* **YOUR OBJECTIVE**: Using the records provided below, locate and copy each line that contains the word "JSON".

Source records:
%%

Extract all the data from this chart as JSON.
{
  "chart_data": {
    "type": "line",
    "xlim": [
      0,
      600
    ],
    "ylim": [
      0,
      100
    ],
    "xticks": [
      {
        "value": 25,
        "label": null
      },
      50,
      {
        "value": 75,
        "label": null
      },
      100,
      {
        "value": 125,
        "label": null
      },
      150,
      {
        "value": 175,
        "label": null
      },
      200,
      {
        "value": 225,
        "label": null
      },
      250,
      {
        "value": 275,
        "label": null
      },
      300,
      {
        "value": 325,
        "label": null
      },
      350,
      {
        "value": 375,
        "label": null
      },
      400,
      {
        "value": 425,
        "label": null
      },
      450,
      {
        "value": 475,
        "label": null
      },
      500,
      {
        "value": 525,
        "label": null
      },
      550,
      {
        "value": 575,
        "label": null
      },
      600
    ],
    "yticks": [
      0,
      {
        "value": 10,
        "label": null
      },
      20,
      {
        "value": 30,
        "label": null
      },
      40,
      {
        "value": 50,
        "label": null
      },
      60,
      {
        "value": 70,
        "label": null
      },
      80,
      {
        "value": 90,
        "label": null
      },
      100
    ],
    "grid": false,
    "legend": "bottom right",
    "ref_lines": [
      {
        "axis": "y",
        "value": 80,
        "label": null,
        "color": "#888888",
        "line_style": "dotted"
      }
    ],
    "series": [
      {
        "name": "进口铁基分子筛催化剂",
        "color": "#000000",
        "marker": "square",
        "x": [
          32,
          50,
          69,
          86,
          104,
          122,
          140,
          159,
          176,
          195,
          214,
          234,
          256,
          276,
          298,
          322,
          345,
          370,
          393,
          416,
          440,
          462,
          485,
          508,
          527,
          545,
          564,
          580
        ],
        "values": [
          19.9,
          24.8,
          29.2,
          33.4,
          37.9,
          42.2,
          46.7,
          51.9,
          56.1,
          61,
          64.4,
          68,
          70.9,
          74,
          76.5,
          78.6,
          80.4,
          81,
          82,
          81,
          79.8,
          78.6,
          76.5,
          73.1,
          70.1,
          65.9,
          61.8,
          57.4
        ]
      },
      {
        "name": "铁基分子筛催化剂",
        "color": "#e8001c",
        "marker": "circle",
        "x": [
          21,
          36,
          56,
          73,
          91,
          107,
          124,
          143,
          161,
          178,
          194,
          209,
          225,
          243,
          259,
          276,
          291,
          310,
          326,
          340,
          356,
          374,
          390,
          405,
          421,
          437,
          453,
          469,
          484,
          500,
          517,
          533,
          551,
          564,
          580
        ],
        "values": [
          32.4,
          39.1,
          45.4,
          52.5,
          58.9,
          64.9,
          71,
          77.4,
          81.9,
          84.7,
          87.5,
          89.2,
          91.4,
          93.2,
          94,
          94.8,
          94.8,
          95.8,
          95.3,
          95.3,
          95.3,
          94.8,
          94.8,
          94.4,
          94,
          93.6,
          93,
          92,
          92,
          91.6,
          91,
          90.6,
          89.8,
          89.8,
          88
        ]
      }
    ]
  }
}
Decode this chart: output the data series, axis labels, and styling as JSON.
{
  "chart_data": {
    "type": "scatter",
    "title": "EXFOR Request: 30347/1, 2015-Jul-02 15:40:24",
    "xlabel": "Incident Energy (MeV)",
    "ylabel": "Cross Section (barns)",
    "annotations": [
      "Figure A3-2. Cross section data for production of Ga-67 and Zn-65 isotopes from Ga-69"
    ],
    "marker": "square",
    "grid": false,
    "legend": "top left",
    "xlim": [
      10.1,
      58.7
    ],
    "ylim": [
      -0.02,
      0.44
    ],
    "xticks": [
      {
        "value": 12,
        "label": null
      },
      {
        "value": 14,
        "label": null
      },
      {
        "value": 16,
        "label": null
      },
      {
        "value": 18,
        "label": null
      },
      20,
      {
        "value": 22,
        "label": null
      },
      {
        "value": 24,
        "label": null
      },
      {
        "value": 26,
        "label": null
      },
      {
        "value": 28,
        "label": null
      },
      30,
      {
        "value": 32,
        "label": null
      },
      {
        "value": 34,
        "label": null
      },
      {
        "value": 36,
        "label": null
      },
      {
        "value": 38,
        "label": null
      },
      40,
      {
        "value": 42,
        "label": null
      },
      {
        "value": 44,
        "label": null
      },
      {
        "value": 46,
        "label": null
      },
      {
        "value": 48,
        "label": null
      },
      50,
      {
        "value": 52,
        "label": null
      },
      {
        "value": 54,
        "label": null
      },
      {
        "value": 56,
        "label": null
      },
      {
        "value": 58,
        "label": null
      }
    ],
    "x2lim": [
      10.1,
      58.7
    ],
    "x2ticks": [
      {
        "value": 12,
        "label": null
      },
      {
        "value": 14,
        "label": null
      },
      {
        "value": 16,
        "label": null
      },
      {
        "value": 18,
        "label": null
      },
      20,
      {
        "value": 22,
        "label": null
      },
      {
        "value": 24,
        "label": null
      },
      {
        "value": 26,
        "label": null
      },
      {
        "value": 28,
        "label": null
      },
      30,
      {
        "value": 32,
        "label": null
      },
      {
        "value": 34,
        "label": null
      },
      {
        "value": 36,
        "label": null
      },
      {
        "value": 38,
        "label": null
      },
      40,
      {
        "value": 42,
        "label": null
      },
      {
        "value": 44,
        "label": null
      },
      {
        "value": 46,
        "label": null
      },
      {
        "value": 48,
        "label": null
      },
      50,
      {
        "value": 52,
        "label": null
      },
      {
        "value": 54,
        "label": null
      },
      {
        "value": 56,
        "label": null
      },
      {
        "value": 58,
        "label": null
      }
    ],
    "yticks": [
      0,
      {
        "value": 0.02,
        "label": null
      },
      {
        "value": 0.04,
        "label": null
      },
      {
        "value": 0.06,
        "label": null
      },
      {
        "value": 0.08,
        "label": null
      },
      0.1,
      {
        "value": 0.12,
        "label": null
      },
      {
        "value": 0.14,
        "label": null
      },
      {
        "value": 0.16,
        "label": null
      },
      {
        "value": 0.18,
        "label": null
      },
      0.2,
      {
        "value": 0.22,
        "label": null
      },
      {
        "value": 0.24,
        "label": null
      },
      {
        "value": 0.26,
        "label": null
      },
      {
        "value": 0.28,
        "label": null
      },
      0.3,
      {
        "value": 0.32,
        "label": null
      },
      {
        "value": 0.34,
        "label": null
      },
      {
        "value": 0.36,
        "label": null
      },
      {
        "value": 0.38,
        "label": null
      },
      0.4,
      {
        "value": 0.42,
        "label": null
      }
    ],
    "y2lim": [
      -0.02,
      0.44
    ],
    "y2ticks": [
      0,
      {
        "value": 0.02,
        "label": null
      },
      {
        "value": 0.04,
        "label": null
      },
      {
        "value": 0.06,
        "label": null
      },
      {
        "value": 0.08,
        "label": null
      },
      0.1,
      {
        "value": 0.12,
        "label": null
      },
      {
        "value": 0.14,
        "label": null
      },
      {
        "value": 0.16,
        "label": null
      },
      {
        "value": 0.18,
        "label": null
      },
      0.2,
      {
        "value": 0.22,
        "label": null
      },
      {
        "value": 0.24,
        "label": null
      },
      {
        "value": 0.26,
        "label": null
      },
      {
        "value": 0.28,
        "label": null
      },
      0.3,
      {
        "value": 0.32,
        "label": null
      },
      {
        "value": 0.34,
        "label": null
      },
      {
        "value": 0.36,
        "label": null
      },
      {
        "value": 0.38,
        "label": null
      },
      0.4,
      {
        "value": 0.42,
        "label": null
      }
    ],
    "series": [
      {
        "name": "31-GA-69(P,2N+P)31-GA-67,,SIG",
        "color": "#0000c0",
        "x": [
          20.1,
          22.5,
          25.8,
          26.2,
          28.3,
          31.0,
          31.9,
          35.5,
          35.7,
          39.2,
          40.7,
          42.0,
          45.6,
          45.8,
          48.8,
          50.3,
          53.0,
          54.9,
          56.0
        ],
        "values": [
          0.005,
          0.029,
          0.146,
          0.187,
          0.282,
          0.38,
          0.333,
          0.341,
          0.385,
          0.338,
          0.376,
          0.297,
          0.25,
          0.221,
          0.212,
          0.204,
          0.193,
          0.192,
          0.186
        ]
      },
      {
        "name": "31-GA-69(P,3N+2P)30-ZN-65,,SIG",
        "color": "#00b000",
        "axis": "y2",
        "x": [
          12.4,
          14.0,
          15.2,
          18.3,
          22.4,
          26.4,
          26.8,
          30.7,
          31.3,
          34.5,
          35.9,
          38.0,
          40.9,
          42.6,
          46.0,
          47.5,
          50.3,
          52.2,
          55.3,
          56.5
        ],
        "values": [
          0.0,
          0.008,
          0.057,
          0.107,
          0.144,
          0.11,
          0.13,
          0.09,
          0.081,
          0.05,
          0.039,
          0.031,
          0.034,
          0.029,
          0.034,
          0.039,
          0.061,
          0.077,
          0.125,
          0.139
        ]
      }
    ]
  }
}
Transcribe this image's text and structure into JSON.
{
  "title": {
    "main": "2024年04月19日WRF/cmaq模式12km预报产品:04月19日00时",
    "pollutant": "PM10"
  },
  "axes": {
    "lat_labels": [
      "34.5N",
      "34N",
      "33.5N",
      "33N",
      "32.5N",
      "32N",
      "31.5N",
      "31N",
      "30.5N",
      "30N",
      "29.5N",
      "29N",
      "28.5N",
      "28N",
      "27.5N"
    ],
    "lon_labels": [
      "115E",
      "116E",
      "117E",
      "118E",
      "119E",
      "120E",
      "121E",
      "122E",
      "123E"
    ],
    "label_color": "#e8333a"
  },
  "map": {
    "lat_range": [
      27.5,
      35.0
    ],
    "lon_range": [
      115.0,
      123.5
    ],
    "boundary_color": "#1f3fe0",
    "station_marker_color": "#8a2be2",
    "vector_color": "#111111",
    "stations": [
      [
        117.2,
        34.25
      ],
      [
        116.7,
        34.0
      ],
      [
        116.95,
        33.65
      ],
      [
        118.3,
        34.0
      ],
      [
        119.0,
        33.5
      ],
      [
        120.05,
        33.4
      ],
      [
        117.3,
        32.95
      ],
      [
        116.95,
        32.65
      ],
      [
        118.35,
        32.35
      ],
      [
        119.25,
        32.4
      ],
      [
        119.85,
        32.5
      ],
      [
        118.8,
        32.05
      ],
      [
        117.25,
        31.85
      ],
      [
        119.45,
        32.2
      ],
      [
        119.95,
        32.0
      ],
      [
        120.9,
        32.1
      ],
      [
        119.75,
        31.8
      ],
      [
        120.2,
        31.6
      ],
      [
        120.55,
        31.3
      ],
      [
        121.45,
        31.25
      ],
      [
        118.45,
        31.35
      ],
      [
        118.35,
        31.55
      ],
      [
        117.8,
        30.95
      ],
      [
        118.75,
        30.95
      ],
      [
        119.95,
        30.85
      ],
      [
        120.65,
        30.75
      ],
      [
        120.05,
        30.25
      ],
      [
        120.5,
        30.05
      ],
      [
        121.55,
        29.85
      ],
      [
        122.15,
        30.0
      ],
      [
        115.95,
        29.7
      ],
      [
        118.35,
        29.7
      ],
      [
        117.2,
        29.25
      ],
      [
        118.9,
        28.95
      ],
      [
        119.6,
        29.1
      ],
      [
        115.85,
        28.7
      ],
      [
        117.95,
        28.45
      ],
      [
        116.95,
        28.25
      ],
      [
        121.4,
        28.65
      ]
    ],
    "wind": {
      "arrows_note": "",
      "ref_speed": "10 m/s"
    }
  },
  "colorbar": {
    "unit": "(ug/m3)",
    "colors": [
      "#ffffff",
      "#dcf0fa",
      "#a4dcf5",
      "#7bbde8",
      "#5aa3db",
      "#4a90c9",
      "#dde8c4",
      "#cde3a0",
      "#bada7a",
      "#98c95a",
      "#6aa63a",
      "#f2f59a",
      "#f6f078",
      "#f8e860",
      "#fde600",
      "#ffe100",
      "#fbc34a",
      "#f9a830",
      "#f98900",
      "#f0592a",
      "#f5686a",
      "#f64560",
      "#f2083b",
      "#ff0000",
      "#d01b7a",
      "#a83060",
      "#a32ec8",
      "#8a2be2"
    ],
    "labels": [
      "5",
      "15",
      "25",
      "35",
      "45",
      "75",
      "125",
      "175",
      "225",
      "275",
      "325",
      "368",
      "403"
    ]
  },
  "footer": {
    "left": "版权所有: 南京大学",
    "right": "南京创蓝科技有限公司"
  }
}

%%

* **FINAL RESULT**:
Extract all the data from this chart as JSON.
Decode this chart: output the data series, axis labels, and styling as JSON.
Transcribe this image's text and structure into JSON.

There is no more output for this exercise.